* Task to carry out *
Report back each line of the records that contains the string "账户核算".

Records contained in a dataset:

.....

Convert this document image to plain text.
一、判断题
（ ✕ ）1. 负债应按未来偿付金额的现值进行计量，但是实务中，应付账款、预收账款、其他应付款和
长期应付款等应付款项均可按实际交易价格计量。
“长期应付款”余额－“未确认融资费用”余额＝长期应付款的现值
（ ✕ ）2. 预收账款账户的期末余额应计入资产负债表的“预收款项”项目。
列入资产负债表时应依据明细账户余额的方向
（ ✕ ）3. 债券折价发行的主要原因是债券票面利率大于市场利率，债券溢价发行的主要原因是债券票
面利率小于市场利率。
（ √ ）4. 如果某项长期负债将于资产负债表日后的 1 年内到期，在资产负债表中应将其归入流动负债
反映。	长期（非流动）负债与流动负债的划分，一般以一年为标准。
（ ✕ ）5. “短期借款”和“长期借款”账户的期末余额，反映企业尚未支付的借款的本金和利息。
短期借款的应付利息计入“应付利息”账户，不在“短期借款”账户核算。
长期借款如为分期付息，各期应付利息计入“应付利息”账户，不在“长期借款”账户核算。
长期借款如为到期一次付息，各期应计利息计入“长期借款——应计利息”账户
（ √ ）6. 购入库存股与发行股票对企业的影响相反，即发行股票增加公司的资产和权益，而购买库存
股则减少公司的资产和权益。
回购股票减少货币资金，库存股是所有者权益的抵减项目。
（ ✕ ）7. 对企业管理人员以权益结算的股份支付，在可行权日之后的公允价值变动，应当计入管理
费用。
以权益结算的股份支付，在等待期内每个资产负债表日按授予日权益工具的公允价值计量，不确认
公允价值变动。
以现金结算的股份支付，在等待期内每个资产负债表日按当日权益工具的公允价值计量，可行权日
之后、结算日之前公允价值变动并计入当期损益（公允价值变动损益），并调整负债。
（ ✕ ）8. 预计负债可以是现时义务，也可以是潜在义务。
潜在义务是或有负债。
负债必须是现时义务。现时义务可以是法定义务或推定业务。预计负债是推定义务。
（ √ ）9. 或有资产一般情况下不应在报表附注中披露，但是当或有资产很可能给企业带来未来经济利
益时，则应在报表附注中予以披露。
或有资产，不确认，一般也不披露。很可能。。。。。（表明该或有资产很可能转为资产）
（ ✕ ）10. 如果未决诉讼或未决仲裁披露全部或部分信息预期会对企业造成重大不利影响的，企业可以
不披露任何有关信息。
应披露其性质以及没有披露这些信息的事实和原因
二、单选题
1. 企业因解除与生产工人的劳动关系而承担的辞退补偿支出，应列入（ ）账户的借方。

.....

* Solution for this exercise *
短期借款的应付利息计入“应付利息”账户，不在“短期借款”账户核算。
长期借款如为分期付息，各期应付利息计入“应付利息”账户，不在“长期借款”账户核算。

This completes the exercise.